## [Task goal]
Rewrite these entries with every "sender-name" changed to "author-name", leaving everything else as it is.

## [Information supplied]

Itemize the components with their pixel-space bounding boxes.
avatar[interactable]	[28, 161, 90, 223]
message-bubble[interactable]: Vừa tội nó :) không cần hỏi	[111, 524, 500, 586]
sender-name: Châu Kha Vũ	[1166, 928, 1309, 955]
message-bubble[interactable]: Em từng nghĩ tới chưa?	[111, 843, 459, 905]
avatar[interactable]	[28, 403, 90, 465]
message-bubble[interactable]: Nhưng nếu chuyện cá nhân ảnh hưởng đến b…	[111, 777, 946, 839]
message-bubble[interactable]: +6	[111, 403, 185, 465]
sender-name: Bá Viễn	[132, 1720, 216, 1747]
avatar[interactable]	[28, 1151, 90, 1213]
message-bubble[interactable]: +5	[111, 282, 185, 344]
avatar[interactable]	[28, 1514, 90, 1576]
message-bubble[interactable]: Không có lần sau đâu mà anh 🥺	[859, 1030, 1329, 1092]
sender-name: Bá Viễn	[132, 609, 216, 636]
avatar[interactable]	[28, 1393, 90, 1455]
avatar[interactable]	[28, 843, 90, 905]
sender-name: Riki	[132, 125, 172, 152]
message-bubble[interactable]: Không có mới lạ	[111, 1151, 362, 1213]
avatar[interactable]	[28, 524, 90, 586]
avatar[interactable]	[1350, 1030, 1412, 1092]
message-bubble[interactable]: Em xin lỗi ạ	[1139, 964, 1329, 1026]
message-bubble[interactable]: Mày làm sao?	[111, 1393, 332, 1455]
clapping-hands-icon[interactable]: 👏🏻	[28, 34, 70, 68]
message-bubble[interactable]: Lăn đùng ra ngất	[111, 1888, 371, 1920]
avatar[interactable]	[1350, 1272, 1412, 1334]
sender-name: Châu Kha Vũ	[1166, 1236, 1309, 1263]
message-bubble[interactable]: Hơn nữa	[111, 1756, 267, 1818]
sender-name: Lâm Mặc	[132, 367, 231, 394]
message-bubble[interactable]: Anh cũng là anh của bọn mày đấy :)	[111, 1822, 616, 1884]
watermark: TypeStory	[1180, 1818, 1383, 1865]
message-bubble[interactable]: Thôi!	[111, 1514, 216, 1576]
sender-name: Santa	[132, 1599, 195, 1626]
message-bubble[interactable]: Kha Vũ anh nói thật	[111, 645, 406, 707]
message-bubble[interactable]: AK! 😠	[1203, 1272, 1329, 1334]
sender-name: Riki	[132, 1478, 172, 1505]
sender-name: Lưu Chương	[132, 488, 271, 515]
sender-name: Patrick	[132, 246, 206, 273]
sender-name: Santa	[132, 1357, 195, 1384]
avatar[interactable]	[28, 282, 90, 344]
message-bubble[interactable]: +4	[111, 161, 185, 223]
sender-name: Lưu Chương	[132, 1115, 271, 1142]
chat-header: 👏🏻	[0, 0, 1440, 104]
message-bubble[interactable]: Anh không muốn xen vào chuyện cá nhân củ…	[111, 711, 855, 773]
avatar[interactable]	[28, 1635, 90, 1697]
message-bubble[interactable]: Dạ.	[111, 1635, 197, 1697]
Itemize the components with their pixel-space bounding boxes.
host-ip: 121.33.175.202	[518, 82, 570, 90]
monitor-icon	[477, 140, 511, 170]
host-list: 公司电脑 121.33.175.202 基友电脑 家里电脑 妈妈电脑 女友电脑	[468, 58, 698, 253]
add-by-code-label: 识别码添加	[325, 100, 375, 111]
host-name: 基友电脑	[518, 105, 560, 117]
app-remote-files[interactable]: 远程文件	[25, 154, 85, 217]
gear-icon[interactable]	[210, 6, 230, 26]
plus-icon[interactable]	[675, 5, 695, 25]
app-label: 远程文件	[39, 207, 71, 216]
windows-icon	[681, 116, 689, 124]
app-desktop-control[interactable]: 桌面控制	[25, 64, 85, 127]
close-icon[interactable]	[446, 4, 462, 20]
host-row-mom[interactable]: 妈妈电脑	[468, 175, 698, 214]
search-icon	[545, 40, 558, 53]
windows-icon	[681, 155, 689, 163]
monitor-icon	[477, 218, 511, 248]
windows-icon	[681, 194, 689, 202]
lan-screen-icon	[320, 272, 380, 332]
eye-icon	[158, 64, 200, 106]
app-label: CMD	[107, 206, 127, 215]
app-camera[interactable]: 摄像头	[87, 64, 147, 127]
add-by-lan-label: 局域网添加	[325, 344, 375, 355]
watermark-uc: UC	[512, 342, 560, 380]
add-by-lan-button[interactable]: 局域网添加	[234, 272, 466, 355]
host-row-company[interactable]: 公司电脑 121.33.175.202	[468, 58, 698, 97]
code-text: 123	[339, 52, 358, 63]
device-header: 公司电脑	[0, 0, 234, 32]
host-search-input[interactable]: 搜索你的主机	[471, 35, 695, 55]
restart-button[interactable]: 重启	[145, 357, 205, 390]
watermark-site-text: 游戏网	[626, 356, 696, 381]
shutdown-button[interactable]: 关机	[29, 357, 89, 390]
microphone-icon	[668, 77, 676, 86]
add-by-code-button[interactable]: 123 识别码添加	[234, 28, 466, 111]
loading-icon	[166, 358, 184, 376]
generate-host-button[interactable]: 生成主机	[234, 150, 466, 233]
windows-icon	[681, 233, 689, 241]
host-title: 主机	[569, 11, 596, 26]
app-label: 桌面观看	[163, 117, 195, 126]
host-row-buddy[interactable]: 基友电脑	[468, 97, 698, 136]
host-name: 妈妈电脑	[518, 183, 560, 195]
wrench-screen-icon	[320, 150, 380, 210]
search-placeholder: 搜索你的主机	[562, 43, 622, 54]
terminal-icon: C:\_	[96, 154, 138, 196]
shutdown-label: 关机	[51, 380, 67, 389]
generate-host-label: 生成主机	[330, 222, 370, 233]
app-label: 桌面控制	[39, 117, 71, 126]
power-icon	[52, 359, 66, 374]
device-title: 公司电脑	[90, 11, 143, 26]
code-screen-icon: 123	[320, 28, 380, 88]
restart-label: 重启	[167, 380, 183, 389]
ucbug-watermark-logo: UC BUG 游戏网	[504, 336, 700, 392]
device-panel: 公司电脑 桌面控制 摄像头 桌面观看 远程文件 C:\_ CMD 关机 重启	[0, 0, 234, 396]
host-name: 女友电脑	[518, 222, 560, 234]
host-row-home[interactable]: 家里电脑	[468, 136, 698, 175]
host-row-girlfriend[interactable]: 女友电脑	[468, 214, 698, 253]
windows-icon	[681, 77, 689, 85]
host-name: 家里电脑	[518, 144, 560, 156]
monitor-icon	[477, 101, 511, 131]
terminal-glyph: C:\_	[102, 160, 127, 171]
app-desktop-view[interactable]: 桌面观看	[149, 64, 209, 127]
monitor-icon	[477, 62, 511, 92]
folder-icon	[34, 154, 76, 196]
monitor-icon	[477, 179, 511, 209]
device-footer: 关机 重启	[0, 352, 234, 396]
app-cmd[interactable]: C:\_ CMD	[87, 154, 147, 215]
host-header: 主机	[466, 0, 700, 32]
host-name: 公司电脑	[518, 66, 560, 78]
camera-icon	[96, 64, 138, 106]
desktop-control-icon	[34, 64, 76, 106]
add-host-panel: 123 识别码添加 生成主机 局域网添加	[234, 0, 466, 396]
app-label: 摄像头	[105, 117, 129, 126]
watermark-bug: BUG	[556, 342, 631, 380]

## [Response to this task]
Itemize the components with their pixel-space bounding boxes.
avatar[interactable]	[28, 161, 90, 223]
message-bubble[interactable]: Vừa tội nó :) không cần hỏi	[111, 524, 500, 586]
author-name: Châu Kha Vũ	[1166, 928, 1309, 955]
message-bubble[interactable]: Em từng nghĩ tới chưa?	[111, 843, 459, 905]
avatar[interactable]	[28, 403, 90, 465]
message-bubble[interactable]: Nhưng nếu chuyện cá nhân ảnh hưởng đến b…	[111, 777, 946, 839]
message-bubble[interactable]: +6	[111, 403, 185, 465]
author-name: Bá Viễn	[132, 1720, 216, 1747]
avatar[interactable]	[28, 1151, 90, 1213]
message-bubble[interactable]: +5	[111, 282, 185, 344]
avatar[interactable]	[28, 1514, 90, 1576]
message-bubble[interactable]: Không có lần sau đâu mà anh 🥺	[859, 1030, 1329, 1092]
author-name: Bá Viễn	[132, 609, 216, 636]
avatar[interactable]	[28, 1393, 90, 1455]
avatar[interactable]	[28, 843, 90, 905]
author-name: Riki	[132, 125, 172, 152]
message-bubble[interactable]: Không có mới lạ	[111, 1151, 362, 1213]
avatar[interactable]	[28, 524, 90, 586]
avatar[interactable]	[1350, 1030, 1412, 1092]
message-bubble[interactable]: Em xin lỗi ạ	[1139, 964, 1329, 1026]
message-bubble[interactable]: Mày làm sao?	[111, 1393, 332, 1455]
clapping-hands-icon[interactable]: 👏🏻	[28, 34, 70, 68]
message-bubble[interactable]: Lăn đùng ra ngất	[111, 1888, 371, 1920]
avatar[interactable]	[1350, 1272, 1412, 1334]
author-name: Châu Kha Vũ	[1166, 1236, 1309, 1263]
message-bubble[interactable]: Hơn nữa	[111, 1756, 267, 1818]
author-name: Lâm Mặc	[132, 367, 231, 394]
message-bubble[interactable]: Anh cũng là anh của bọn mày đấy :)	[111, 1822, 616, 1884]
watermark: TypeStory	[1180, 1818, 1383, 1865]
message-bubble[interactable]: Thôi!	[111, 1514, 216, 1576]
author-name: Santa	[132, 1599, 195, 1626]
message-bubble[interactable]: Kha Vũ anh nói thật	[111, 645, 406, 707]
message-bubble[interactable]: AK! 😠	[1203, 1272, 1329, 1334]
author-name: Riki	[132, 1478, 172, 1505]
author-name: Lưu Chương	[132, 488, 271, 515]
author-name: Patrick	[132, 246, 206, 273]
author-name: Santa	[132, 1357, 195, 1384]
avatar[interactable]	[28, 282, 90, 344]
message-bubble[interactable]: +4	[111, 161, 185, 223]
author-name: Lưu Chương	[132, 1115, 271, 1142]
chat-header: 👏🏻	[0, 0, 1440, 104]
message-bubble[interactable]: Anh không muốn xen vào chuyện cá nhân củ…	[111, 711, 855, 773]
avatar[interactable]	[28, 1635, 90, 1697]
message-bubble[interactable]: Dạ.	[111, 1635, 197, 1697]
Itemize the components with their pixel-space bounding boxes.
host-ip: 121.33.175.202	[518, 82, 570, 90]
monitor-icon	[477, 140, 511, 170]
host-list: 公司电脑 121.33.175.202 基友电脑 家里电脑 妈妈电脑 女友电脑	[468, 58, 698, 253]
add-by-code-label: 识别码添加	[325, 100, 375, 111]
host-name: 基友电脑	[518, 105, 560, 117]
app-remote-files[interactable]: 远程文件	[25, 154, 85, 217]
gear-icon[interactable]	[210, 6, 230, 26]
plus-icon[interactable]	[675, 5, 695, 25]
app-label: 远程文件	[39, 207, 71, 216]
windows-icon	[681, 116, 689, 124]
app-desktop-control[interactable]: 桌面控制	[25, 64, 85, 127]
close-icon[interactable]	[446, 4, 462, 20]
host-row-mom[interactable]: 妈妈电脑	[468, 175, 698, 214]
search-icon	[545, 40, 558, 53]
windows-icon	[681, 155, 689, 163]
monitor-icon	[477, 218, 511, 248]
windows-icon	[681, 194, 689, 202]
lan-screen-icon	[320, 272, 380, 332]
eye-icon	[158, 64, 200, 106]
app-label: CMD	[107, 206, 127, 215]
app-camera[interactable]: 摄像头	[87, 64, 147, 127]
add-by-lan-label: 局域网添加	[325, 344, 375, 355]
watermark-uc: UC	[512, 342, 560, 380]
add-by-lan-button[interactable]: 局域网添加	[234, 272, 466, 355]
host-row-company[interactable]: 公司电脑 121.33.175.202	[468, 58, 698, 97]
code-text: 123	[339, 52, 358, 63]
device-header: 公司电脑	[0, 0, 234, 32]
host-search-input[interactable]: 搜索你的主机	[471, 35, 695, 55]
restart-button[interactable]: 重启	[145, 357, 205, 390]
watermark-site-text: 游戏网	[626, 356, 696, 381]
shutdown-button[interactable]: 关机	[29, 357, 89, 390]
microphone-icon	[668, 77, 676, 86]
add-by-code-button[interactable]: 123 识别码添加	[234, 28, 466, 111]
loading-icon	[166, 358, 184, 376]
generate-host-button[interactable]: 生成主机	[234, 150, 466, 233]
windows-icon	[681, 233, 689, 241]
host-title: 主机	[569, 11, 596, 26]
app-label: 桌面观看	[163, 117, 195, 126]
host-row-buddy[interactable]: 基友电脑	[468, 97, 698, 136]
host-name: 妈妈电脑	[518, 183, 560, 195]
wrench-screen-icon	[320, 150, 380, 210]
search-placeholder: 搜索你的主机	[562, 43, 622, 54]
terminal-icon: C:\_	[96, 154, 138, 196]
shutdown-label: 关机	[51, 380, 67, 389]
generate-host-label: 生成主机	[330, 222, 370, 233]
app-label: 桌面控制	[39, 117, 71, 126]
power-icon	[52, 359, 66, 374]
device-title: 公司电脑	[90, 11, 143, 26]
code-screen-icon: 123	[320, 28, 380, 88]
restart-label: 重启	[167, 380, 183, 389]
ucbug-watermark-logo: UC BUG 游戏网	[504, 336, 700, 392]
device-panel: 公司电脑 桌面控制 摄像头 桌面观看 远程文件 C:\_ CMD 关机 重启	[0, 0, 234, 396]
host-name: 女友电脑	[518, 222, 560, 234]
host-row-home[interactable]: 家里电脑	[468, 136, 698, 175]
host-row-girlfriend[interactable]: 女友电脑	[468, 214, 698, 253]
windows-icon	[681, 77, 689, 85]
host-name: 家里电脑	[518, 144, 560, 156]
monitor-icon	[477, 101, 511, 131]
terminal-glyph: C:\_	[102, 160, 127, 171]
app-desktop-view[interactable]: 桌面观看	[149, 64, 209, 127]
monitor-icon	[477, 62, 511, 92]
folder-icon	[34, 154, 76, 196]
monitor-icon	[477, 179, 511, 209]
device-footer: 关机 重启	[0, 352, 234, 396]
app-cmd[interactable]: C:\_ CMD	[87, 154, 147, 215]
host-header: 主机	[466, 0, 700, 32]
host-name: 公司电脑	[518, 66, 560, 78]
camera-icon	[96, 64, 138, 106]
desktop-control-icon	[34, 64, 76, 106]
add-host-panel: 123 识别码添加 生成主机 局域网添加	[234, 0, 466, 396]
app-label: 摄像头	[105, 117, 129, 126]
watermark-bug: BUG	[556, 342, 631, 380]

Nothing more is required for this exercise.